_Records for this task_.
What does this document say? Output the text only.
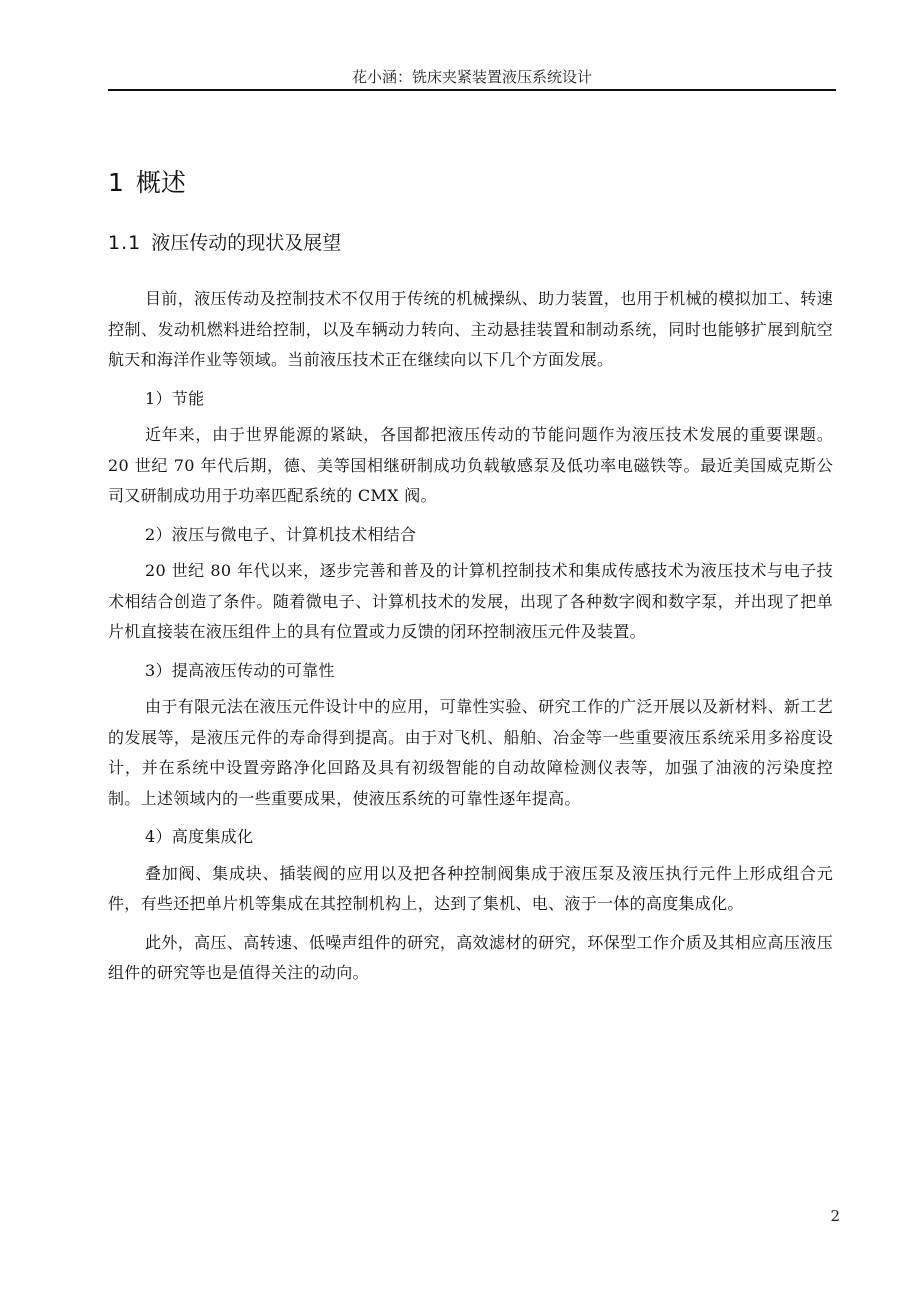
花小涵：铣床夹紧装置液压系统设计
1 概述
1.1 液压传动的现状及展望

目前，液压传动及控制技术不仅用于传统的机械操纵、助力装置，也用于机械的模拟加工、转速控制、发动机燃料进给控制，以及车辆动力转向、主动悬挂装置和制动系统，同时也能够扩展到航空航天和海洋作业等领域。当前液压技术正在继续向以下几个方面发展。

1）节能

近年来，由于世界能源的紧缺，各国都把液压传动的节能问题作为液压技术发展的重要课题。20 世纪 70 年代后期，德、美等国相继研制成功负载敏感泵及低功率电磁铁等。最近美国威克斯公司又研制成功用于功率匹配系统的 CMX 阀。

2）液压与微电子、计算机技术相结合

20 世纪 80 年代以来，逐步完善和普及的计算机控制技术和集成传感技术为液压技术与电子技术相结合创造了条件。随着微电子、计算机技术的发展，出现了各种数字阀和数字泵，并出现了把单片机直接装在液压组件上的具有位置或力反馈的闭环控制液压元件及装置。

3）提高液压传动的可靠性

由于有限元法在液压元件设计中的应用，可靠性实验、研究工作的广泛开展以及新材料、新工艺的发展等，是液压元件的寿命得到提高。由于对飞机、船舶、冶金等一些重要液压系统采用多裕度设计，并在系统中设置旁路净化回路及具有初级智能的自动故障检测仪表等，加强了油液的污染度控制。上述领域内的一些重要成果，使液压系统的可靠性逐年提高。

4）高度集成化

叠加阀、集成块、插装阀的应用以及把各种控制阀集成于液压泵及液压执行元件上形成组合元件，有些还把单片机等集成在其控制机构上，达到了集机、电、液于一体的高度集成化。

此外，高压、高转速、低噪声组件的研究，高效滤材的研究，环保型工作介质及其相应高压液压组件的研究等也是值得关注的动向。

2
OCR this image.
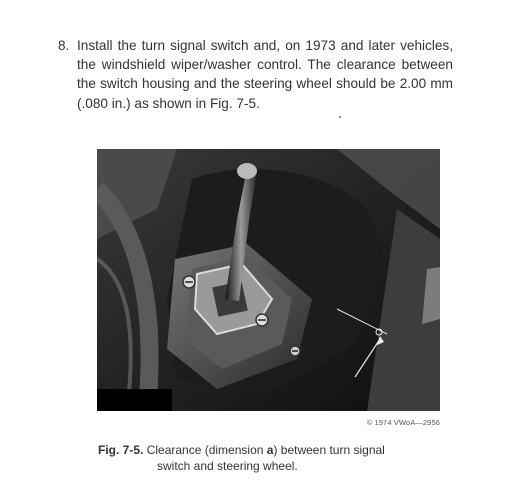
8. Install the turn signal switch and, on 1973 and later vehicles, the windshield wiper/washer control. The clearance between the switch housing and the steering wheel should be 2.00 mm (.080 in.) as shown in Fig. 7-5.
© 1974 VWoA—2956
Fig. 7-5. Clearance (dimension a) between turn signal
switch and steering wheel.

_What to do_. Write down every line of the data above that includes the string "between".

_Task solution_.
8. Install the turn signal switch and, on 1973 and later vehicles, the windshield wiper/washer control. The clearance between the switch housing and the steering wheel should be 2.00 mm (.080 in.) as shown in Fig. 7-5.
Fig. 7-5. Clearance (dimension a) between turn signal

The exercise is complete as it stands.